- [WHAT YOU ARE ASKED TO DO]
Your task is to retype each line of the data below exactly.

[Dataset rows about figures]

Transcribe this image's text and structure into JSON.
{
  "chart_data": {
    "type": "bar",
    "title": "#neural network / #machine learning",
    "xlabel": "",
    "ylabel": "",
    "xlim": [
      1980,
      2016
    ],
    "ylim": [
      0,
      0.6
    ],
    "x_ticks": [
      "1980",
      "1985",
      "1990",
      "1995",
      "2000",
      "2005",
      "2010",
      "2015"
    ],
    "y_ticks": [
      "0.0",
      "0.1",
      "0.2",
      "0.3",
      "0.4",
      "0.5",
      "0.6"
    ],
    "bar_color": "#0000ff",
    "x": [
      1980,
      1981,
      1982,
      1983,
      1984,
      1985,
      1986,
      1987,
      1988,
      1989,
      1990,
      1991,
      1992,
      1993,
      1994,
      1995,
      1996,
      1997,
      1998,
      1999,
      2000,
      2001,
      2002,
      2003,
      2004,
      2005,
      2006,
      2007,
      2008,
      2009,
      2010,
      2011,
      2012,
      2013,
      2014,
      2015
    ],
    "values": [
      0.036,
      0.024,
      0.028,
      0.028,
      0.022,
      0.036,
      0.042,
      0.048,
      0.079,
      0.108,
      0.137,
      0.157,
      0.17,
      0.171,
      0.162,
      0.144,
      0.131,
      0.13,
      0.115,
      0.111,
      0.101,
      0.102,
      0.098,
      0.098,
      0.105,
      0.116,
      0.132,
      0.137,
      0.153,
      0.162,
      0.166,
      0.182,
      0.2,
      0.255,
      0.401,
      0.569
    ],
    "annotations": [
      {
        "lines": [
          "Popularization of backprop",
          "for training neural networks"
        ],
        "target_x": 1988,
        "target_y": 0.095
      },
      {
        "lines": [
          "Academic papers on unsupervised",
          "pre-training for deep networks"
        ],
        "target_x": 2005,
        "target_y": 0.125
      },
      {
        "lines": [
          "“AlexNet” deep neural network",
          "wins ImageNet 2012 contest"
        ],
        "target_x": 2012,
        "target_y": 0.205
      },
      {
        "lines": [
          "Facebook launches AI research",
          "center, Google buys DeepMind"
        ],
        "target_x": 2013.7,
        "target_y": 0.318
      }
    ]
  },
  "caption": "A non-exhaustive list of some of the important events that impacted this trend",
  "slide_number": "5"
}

- [OUTPUT OF THE EXERCISE]
Transcribe this image's text and structure into JSON.
{
  "chart_data": {
    "type": "bar",
    "title": "#neural network / #machine learning",
    "xlabel": "",
    "ylabel": "",
    "xlim": [
      1980,
      2016
    ],
    "ylim": [
      0,
      0.6
    ],
    "x_ticks": [
      "1980",
      "1985",
      "1990",
      "1995",
      "2000",
      "2005",
      "2010",
      "2015"
    ],
    "y_ticks": [
      "0.0",
      "0.1",
      "0.2",
      "0.3",
      "0.4",
      "0.5",
      "0.6"
    ],
    "bar_color": "#0000ff",
    "x": [
      1980,
      1981,
      1982,
      1983,
      1984,
      1985,
      1986,
      1987,
      1988,
      1989,
      1990,
      1991,
      1992,
      1993,
      1994,
      1995,
      1996,
      1997,
      1998,
      1999,
      2000,
      2001,
      2002,
      2003,
      2004,
      2005,
      2006,
      2007,
      2008,
      2009,
      2010,
      2011,
      2012,
      2013,
      2014,
      2015
    ],
    "values": [
      0.036,
      0.024,
      0.028,
      0.028,
      0.022,
      0.036,
      0.042,
      0.048,
      0.079,
      0.108,
      0.137,
      0.157,
      0.17,
      0.171,
      0.162,
      0.144,
      0.131,
      0.13,
      0.115,
      0.111,
      0.101,
      0.102,
      0.098,
      0.098,
      0.105,
      0.116,
      0.132,
      0.137,
      0.153,
      0.162,
      0.166,
      0.182,
      0.2,
      0.255,
      0.401,
      0.569
    ],
    "annotations": [
      {
        "lines": [
          "Popularization of backprop",
          "for training neural networks"
        ],
        "target_x": 1988,
        "target_y": 0.095
      },
      {
        "lines": [
          "Academic papers on unsupervised",
          "pre-training for deep networks"
        ],
        "target_x": 2005,
        "target_y": 0.125
      },
      {
        "lines": [
          "“AlexNet” deep neural network",
          "wins ImageNet 2012 contest"
        ],
        "target_x": 2012,
        "target_y": 0.205
      },
      {
        "lines": [
          "Facebook launches AI research",
          "center, Google buys DeepMind"
        ],
        "target_x": 2013.7,
        "target_y": 0.318
      }
    ]
  },
  "caption": "A non-exhaustive list of some of the important events that impacted this trend",
  "slide_number": "5"
}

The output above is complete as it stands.